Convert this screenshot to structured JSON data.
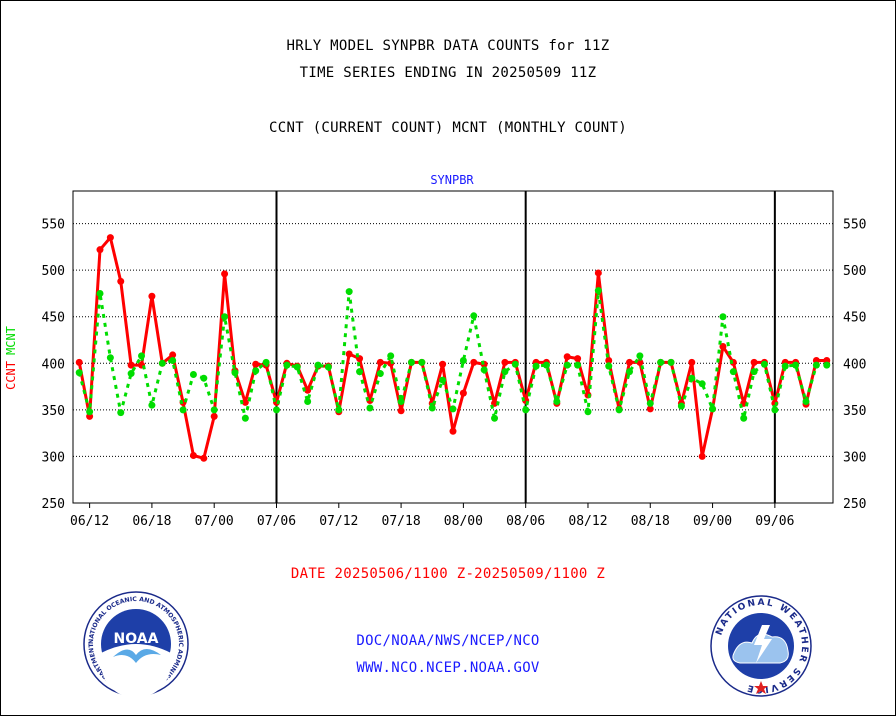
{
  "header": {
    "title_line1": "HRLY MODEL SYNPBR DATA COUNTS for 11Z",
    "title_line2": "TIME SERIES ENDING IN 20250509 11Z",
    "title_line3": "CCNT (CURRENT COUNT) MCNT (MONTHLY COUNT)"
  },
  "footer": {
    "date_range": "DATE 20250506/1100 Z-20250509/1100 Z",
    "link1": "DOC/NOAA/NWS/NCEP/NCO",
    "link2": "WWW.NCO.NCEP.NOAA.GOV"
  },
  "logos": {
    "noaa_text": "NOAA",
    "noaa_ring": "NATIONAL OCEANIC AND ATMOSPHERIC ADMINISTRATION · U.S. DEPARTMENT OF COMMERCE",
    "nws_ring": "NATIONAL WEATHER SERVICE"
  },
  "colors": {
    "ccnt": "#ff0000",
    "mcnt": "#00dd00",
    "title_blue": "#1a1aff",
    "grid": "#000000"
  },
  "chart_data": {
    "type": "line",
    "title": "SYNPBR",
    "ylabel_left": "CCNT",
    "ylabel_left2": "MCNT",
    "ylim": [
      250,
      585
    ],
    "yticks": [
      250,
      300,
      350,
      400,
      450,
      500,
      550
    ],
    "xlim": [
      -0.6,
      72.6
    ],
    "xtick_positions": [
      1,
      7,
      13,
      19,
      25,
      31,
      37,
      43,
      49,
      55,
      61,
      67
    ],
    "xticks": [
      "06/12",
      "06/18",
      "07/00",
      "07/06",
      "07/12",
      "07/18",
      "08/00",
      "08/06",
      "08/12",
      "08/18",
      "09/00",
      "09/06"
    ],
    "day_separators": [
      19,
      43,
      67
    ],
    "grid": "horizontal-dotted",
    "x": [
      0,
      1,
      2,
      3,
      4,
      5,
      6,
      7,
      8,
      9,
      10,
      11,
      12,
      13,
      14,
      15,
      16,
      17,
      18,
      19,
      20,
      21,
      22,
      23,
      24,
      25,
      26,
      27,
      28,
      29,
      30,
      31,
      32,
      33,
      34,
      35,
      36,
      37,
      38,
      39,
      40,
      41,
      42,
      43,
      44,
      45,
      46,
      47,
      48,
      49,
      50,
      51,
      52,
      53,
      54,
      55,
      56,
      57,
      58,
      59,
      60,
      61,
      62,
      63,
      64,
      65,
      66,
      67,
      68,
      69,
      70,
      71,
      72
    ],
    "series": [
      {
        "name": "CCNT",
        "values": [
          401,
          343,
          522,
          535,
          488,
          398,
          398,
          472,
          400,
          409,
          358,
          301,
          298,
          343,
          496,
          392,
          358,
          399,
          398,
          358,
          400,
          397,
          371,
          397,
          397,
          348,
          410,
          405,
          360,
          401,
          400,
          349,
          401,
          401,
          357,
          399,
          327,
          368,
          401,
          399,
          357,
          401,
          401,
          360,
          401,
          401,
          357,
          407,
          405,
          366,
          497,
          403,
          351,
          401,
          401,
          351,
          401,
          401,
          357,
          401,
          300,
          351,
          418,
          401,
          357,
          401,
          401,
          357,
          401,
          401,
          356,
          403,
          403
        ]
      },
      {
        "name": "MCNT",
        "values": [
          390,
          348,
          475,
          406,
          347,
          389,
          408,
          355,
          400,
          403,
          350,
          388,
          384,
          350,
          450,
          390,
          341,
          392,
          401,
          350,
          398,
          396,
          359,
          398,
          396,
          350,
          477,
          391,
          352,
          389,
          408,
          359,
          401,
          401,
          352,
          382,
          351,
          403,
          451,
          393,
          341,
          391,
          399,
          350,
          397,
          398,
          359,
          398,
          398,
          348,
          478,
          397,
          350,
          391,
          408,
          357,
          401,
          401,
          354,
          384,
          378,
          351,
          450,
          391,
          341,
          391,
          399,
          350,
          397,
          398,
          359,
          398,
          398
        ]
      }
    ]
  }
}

- - - - - - -

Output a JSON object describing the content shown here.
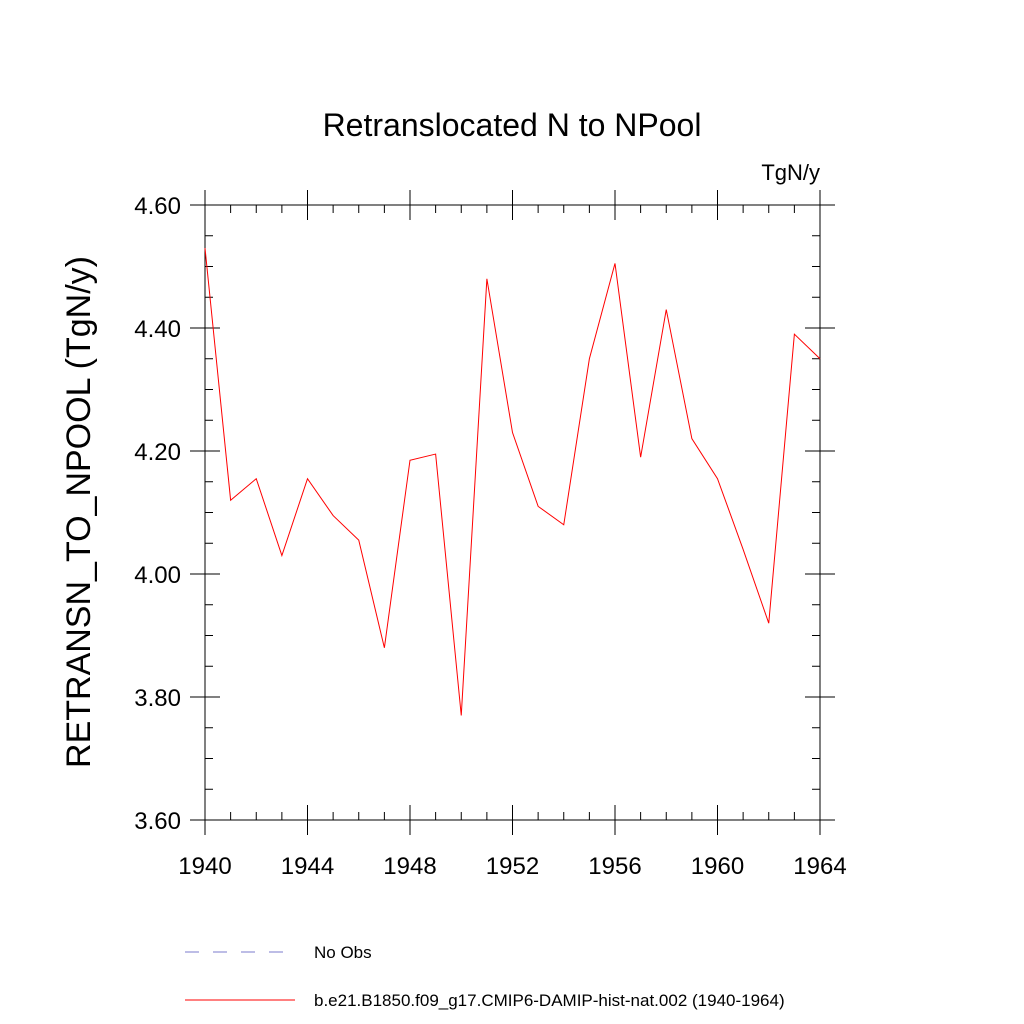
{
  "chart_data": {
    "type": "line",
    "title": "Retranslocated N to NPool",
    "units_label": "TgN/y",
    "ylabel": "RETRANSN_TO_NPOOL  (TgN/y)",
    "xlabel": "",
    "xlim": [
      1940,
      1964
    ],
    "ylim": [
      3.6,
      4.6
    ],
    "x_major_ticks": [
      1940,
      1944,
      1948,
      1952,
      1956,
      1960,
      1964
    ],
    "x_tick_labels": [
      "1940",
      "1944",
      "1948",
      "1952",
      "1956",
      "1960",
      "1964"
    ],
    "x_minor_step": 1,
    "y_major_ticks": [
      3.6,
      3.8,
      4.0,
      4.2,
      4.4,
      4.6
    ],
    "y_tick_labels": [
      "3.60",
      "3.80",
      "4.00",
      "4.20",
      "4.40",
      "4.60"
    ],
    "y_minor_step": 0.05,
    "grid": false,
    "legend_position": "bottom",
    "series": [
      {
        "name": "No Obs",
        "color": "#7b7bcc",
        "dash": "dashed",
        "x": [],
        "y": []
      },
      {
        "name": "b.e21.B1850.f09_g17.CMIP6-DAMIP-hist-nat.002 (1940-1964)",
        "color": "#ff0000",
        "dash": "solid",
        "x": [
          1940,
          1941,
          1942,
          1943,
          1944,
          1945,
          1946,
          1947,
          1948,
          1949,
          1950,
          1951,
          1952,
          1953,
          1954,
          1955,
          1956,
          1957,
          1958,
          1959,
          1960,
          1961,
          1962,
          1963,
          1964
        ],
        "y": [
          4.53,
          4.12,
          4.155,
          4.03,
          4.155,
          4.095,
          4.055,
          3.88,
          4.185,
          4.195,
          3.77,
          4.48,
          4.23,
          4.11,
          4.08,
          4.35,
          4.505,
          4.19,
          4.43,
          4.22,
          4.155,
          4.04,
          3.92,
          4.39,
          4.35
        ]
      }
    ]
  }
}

- - - - - - -

_Given task_. All lines of the data above that include the word "NCEP" must be shown.

_Output for this exercise_.
    "link1": "DOC/NOAA/NWS/NCEP/NCO",
    "link2": "WWW.NCO.NCEP.NOAA.GOV"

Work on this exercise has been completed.